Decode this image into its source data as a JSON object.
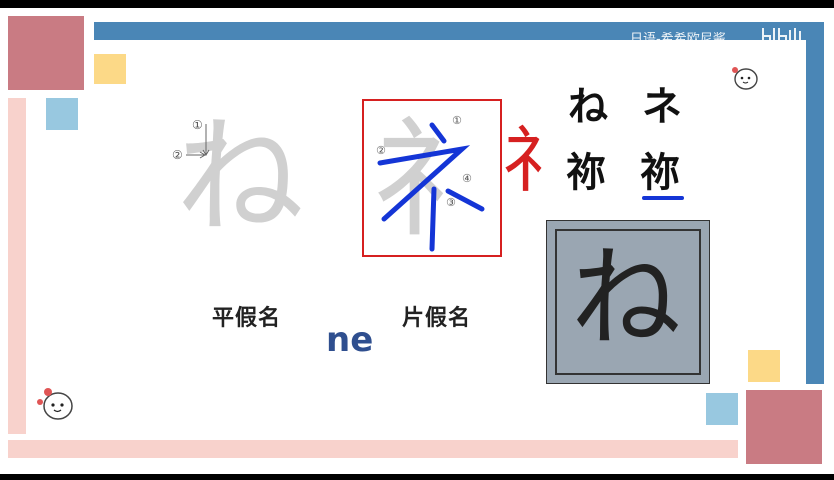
{
  "watermark": "日语-希希欧尼酱",
  "labels": {
    "hiragana": "平假名",
    "katakana": "片假名",
    "romaji": "ne"
  },
  "chars": {
    "hira_outline": "ね",
    "kata_source": "礻",
    "kata_red": "礻",
    "pair_hira": "ね",
    "pair_kata": "ネ",
    "origin_left": "祢",
    "origin_right": "祢",
    "handwritten": "ね"
  },
  "stroke_order": {
    "hira": [
      "①",
      "②"
    ],
    "kata": [
      "①",
      "②",
      "③",
      "④"
    ]
  },
  "colors": {
    "frame_top": "#4a86b6",
    "frame_pink": "#f8d2cc",
    "rose": "#c97b83",
    "yellow": "#fcd987",
    "lightblue": "#98c8e0",
    "kata_box": "#d62020",
    "kata_strokes": "#1435d6"
  },
  "icons": [
    "mascot-icon",
    "bilibili-logo-icon"
  ]
}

→ What you will do
Return the material word for word. Pictures are not part of the copy.

→ Worked solution
Decode this image into its source data as a JSON object.
{
  "watermark": "日语-希希欧尼酱",
  "labels": {
    "hiragana": "平假名",
    "katakana": "片假名",
    "romaji": "ne"
  },
  "chars": {
    "hira_outline": "ね",
    "kata_source": "礻",
    "kata_red": "礻",
    "pair_hira": "ね",
    "pair_kata": "ネ",
    "origin_left": "祢",
    "origin_right": "祢",
    "handwritten": "ね"
  },
  "stroke_order": {
    "hira": [
      "①",
      "②"
    ],
    "kata": [
      "①",
      "②",
      "③",
      "④"
    ]
  },
  "colors": {
    "frame_top": "#4a86b6",
    "frame_pink": "#f8d2cc",
    "rose": "#c97b83",
    "yellow": "#fcd987",
    "lightblue": "#98c8e0",
    "kata_box": "#d62020",
    "kata_strokes": "#1435d6"
  },
  "icons": [
    "mascot-icon",
    "bilibili-logo-icon"
  ]
}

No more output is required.